SOURCE

++++

During these hectic and stressful times, it is important to remember that we can and should all take a few minutes to enjoy and appreciate the beauty of this time of year...the beautiful colors of the fall foilage...and reflect on how precious life truly is and make the most of it, in the simplest of ways. One way that I like to do that is by creating and preparing recipes to share with my family and friends. Presenting them with a culinary treat always seems to give them reason to slow down and indulge and take note of their surroundings, if only for a little while. It is my hopes that you do the same.

Bon Appetit!

++++

SUPPLIED DATA
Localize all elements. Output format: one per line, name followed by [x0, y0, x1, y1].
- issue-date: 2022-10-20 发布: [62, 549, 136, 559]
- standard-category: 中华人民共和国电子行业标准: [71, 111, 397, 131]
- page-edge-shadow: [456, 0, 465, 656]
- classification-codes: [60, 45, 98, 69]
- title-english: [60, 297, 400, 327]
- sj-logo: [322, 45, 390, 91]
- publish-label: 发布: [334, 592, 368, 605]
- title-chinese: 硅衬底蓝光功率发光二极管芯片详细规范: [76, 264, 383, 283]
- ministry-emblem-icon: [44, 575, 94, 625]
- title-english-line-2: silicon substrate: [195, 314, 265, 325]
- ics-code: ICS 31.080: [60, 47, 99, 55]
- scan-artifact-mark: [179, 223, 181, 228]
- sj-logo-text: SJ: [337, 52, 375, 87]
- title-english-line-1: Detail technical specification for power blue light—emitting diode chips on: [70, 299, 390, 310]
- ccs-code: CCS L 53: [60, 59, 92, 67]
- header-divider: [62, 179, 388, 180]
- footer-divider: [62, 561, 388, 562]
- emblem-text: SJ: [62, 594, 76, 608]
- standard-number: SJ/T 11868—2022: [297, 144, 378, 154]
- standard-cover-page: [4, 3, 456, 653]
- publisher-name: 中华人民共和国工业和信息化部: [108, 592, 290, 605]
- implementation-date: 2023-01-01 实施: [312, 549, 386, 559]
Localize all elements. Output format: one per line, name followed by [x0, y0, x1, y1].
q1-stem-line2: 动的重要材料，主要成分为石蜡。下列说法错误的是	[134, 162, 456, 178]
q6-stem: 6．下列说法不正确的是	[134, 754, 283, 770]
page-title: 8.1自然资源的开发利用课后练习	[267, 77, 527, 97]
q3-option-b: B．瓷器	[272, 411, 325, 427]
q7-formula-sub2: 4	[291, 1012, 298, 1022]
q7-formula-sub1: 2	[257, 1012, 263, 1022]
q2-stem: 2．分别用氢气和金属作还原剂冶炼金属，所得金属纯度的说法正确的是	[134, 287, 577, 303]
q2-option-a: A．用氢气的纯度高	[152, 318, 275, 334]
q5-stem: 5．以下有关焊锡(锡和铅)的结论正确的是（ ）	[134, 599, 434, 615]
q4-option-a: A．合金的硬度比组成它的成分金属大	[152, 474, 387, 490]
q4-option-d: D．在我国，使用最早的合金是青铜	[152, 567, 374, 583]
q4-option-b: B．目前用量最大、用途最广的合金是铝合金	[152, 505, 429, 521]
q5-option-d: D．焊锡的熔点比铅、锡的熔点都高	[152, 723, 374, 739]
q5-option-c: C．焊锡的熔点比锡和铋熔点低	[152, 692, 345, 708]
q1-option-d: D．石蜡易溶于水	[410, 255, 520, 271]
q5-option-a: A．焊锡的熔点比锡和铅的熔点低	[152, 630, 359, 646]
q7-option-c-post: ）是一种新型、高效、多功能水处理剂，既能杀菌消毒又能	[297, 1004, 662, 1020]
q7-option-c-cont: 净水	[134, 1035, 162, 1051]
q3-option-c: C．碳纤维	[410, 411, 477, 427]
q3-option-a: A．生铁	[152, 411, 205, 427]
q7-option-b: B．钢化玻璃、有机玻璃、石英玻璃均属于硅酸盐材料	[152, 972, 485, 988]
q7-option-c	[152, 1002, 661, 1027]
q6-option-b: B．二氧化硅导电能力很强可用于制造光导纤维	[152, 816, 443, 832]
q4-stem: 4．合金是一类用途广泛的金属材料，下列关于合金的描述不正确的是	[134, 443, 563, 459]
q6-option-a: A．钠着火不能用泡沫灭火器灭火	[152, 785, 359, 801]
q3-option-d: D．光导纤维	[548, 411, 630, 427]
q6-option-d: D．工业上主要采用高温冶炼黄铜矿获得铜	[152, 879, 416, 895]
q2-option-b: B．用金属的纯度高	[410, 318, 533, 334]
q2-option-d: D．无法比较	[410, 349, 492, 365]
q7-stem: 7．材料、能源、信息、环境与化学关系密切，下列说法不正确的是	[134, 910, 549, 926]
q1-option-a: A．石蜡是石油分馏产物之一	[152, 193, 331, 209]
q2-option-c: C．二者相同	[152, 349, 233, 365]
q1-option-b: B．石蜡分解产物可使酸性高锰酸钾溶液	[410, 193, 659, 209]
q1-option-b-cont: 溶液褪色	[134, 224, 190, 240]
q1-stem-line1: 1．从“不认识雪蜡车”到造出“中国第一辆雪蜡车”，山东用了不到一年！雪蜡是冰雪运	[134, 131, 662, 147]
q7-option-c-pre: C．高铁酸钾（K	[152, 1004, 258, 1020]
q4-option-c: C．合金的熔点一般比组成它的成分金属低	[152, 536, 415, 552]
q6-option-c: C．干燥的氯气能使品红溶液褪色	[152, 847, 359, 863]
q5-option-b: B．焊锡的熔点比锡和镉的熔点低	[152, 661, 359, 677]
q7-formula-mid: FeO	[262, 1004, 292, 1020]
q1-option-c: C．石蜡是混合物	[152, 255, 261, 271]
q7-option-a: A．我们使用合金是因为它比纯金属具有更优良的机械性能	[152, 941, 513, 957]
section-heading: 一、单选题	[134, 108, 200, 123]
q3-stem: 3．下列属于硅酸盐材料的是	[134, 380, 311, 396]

++++

SET EXERCISE 1
Decide whether each statement below agrees with the fall passage, answering yes or no and quoting the passage's deciding words: (a) The writer prepares recipes to share with family and friends. (b) The passage describes the present as a calm and relaxed time. (c) Culinary treats are said to make people hurry along.
SET EXERCISE 2
Return the fall passage's wording from "During these hectic" to "do the same.".

FULL SOLUTION 1
(a) Yes: "creating and preparing recipes to share with my family and friends"
(b) No: "During these hectic and stressful times"
(c) No: "always seems to give them reason to slow down"

FULL SOLUTION 2
During these hectic and stressful times, it is important to remember that we can and should all take a few minutes to enjoy and appreciate the beauty of this time of year...the beautiful colors of the fall foilage...and reflect on how precious life truly is and make the most of it, in the simplest of ways. One way that I like to do that is by creating and preparing recipes to share with my family and friends. Presenting them with a culinary treat always seems to give them reason to slow down and indulge and take note of their surroundings, if only for a little while. It is my hopes that you do the same.